Exercise description ->
Check each line of the material below for "this", then copy the ones that contain it.

Excerpts from a figure dataset:
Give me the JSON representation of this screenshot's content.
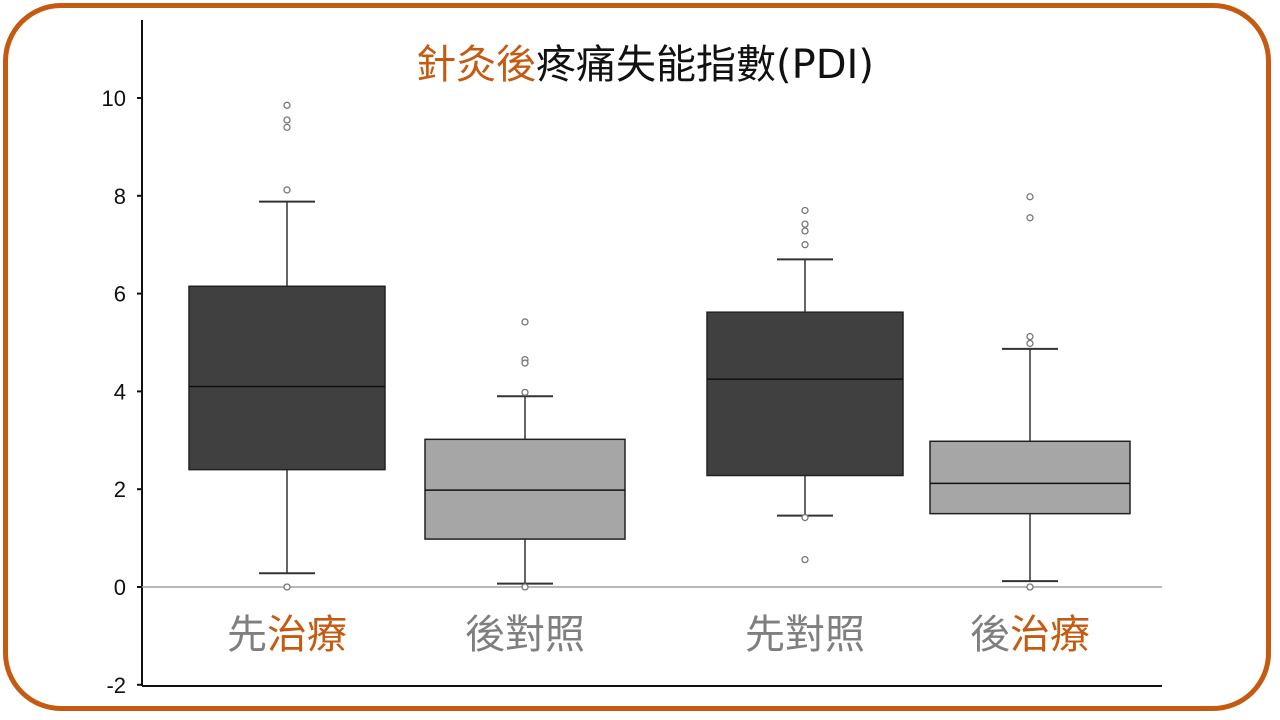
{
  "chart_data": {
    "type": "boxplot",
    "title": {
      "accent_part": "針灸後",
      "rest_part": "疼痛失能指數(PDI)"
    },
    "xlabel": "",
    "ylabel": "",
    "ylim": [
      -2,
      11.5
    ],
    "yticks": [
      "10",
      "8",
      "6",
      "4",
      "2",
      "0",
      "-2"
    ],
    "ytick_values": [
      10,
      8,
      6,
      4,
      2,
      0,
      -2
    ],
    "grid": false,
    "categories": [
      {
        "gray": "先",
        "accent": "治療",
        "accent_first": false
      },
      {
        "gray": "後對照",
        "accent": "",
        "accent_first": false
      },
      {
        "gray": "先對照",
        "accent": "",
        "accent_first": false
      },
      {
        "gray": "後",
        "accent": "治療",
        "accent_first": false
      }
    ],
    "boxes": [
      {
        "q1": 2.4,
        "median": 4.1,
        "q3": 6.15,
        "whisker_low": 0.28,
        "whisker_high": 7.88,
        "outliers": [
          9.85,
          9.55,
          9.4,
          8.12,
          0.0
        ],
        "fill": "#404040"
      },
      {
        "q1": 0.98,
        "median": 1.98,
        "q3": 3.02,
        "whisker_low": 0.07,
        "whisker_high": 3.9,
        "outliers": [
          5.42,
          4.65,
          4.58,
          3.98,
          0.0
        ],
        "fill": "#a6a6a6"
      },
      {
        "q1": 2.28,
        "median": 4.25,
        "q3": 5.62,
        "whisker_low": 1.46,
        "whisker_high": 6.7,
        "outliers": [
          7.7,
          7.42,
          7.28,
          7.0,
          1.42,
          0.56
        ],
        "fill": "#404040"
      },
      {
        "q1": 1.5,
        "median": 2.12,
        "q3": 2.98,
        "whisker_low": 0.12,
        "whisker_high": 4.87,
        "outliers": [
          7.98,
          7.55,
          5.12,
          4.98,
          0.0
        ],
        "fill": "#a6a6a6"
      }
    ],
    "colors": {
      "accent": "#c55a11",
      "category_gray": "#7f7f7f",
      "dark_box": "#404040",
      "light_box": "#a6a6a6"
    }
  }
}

* * *

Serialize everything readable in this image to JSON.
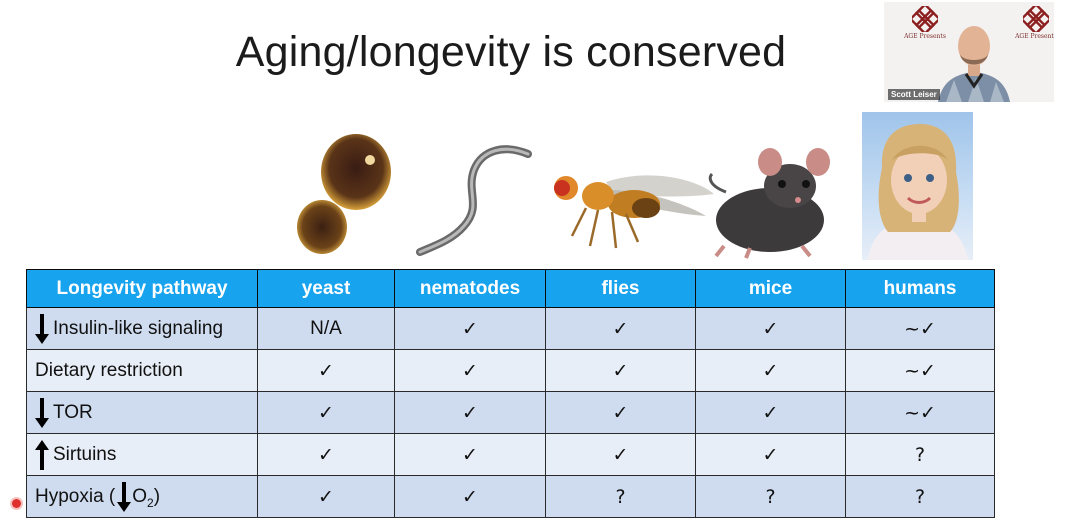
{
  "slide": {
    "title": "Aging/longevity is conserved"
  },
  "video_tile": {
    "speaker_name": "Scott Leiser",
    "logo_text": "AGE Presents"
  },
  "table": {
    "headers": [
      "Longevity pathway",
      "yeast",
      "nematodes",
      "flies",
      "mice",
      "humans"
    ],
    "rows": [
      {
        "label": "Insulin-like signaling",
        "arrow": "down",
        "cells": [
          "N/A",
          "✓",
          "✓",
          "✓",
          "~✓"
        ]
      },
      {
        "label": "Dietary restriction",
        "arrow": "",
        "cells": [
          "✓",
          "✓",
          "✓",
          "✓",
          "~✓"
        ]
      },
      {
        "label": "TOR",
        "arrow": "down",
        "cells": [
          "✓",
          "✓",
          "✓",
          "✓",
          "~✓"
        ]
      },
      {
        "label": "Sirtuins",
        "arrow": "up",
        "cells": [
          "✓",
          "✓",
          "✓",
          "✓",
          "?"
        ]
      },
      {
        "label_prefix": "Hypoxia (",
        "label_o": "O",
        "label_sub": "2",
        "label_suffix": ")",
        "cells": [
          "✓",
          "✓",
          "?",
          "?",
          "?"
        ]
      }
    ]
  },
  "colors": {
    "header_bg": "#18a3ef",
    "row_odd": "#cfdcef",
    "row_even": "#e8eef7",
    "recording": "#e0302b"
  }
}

Correct result ->
Give me the JSON representation of this screenshot's content.
Serialize everything readable in this image to JSON.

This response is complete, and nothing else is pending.